- SOURCE DATA -
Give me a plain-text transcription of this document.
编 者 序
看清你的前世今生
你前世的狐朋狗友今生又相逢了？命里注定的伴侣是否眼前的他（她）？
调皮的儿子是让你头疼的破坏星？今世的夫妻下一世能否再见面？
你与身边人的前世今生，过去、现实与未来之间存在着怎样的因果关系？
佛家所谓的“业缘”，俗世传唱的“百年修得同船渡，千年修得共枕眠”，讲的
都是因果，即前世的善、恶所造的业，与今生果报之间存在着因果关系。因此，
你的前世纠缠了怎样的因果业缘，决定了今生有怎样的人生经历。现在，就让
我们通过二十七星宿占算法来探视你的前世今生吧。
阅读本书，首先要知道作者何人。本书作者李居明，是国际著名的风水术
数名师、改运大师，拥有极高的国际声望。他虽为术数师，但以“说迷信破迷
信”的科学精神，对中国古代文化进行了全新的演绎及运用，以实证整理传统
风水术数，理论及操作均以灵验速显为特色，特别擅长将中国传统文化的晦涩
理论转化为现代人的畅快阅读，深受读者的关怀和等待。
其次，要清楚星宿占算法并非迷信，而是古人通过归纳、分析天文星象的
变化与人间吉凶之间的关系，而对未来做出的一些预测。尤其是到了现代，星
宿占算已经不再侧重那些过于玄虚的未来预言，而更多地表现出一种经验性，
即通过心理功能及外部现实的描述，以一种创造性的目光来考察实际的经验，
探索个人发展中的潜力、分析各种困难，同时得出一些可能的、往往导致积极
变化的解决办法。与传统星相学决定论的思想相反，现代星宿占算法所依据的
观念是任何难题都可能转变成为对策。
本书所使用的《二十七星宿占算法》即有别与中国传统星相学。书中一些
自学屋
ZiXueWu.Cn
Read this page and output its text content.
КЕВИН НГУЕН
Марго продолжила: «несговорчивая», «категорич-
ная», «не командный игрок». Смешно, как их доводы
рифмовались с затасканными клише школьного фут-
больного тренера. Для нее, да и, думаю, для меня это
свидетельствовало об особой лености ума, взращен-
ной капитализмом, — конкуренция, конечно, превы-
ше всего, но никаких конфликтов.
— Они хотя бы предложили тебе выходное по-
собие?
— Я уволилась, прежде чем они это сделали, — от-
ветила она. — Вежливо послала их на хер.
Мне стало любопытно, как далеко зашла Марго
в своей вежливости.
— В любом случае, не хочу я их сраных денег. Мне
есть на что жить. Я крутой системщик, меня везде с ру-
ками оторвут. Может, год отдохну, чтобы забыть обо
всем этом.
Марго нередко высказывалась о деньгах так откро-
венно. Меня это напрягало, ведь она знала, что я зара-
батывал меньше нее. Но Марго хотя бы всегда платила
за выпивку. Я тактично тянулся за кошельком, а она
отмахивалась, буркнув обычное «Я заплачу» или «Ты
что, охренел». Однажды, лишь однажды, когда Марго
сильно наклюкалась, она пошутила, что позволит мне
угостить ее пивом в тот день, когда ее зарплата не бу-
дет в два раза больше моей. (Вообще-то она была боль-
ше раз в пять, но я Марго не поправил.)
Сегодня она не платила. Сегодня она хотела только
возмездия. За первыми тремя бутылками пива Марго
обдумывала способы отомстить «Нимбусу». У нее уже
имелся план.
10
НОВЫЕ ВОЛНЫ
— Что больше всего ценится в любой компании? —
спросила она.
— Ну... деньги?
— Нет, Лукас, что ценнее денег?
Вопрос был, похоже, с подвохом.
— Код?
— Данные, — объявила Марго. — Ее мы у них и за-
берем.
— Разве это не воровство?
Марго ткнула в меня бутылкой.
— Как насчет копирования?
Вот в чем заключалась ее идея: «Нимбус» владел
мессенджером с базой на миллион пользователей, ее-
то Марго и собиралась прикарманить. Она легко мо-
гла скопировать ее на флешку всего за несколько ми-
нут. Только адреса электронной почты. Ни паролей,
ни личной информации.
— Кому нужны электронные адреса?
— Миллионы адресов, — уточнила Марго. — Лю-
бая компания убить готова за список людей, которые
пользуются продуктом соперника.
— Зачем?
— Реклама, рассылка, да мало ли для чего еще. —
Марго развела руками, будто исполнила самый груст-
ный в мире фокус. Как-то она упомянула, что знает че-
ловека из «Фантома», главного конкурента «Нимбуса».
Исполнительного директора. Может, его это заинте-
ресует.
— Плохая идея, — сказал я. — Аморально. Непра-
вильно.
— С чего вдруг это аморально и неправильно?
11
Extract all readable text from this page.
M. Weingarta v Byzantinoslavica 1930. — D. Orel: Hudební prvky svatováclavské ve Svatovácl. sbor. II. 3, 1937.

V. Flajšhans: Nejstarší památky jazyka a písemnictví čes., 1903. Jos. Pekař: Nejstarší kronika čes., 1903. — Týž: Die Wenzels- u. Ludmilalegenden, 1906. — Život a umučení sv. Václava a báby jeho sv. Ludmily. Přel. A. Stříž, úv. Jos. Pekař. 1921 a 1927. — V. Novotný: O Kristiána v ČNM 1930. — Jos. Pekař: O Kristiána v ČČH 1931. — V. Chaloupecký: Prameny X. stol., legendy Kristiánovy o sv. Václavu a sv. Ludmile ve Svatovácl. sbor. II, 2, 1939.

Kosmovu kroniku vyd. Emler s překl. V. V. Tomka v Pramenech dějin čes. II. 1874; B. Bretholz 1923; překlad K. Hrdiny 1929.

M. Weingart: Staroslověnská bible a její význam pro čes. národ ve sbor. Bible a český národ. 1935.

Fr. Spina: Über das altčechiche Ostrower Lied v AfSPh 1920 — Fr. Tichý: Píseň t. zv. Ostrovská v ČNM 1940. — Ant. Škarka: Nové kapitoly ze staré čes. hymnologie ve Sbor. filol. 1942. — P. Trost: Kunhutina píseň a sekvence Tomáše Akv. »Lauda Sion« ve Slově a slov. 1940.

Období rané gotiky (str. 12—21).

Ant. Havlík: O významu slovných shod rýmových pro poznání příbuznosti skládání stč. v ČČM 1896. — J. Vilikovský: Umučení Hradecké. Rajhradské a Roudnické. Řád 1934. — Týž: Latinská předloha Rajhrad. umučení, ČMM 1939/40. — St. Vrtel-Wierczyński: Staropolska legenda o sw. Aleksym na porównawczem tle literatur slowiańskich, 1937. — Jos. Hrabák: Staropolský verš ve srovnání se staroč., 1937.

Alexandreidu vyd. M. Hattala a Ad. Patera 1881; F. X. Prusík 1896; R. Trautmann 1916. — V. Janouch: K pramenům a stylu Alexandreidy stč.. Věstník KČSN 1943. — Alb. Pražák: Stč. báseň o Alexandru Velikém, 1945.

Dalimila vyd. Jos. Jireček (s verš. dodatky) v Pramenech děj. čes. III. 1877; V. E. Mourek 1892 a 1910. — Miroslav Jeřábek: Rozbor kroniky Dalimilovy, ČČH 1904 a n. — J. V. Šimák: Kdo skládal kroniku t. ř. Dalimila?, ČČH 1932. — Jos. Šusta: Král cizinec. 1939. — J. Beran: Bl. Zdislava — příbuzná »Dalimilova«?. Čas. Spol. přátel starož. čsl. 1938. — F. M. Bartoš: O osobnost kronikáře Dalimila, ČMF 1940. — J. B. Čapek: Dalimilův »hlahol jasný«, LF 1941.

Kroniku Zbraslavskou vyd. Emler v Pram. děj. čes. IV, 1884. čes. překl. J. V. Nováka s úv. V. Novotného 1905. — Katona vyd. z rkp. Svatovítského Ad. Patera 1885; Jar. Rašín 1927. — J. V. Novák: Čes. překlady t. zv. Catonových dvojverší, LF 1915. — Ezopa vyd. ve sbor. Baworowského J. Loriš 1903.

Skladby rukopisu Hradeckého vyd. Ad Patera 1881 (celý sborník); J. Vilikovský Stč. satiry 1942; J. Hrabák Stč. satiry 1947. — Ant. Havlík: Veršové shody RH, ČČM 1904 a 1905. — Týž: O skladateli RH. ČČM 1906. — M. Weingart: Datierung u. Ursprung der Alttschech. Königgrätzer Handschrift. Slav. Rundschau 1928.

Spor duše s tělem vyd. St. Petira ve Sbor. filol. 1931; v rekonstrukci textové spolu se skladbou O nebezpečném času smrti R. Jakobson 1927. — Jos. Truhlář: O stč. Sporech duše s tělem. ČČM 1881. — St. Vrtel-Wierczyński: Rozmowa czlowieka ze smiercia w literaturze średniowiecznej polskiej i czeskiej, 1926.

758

- INSTRUCTION -
Count every line in the data that contains the word "Vilikovský", then give that count and nothing else.

- TASK RESULT -
2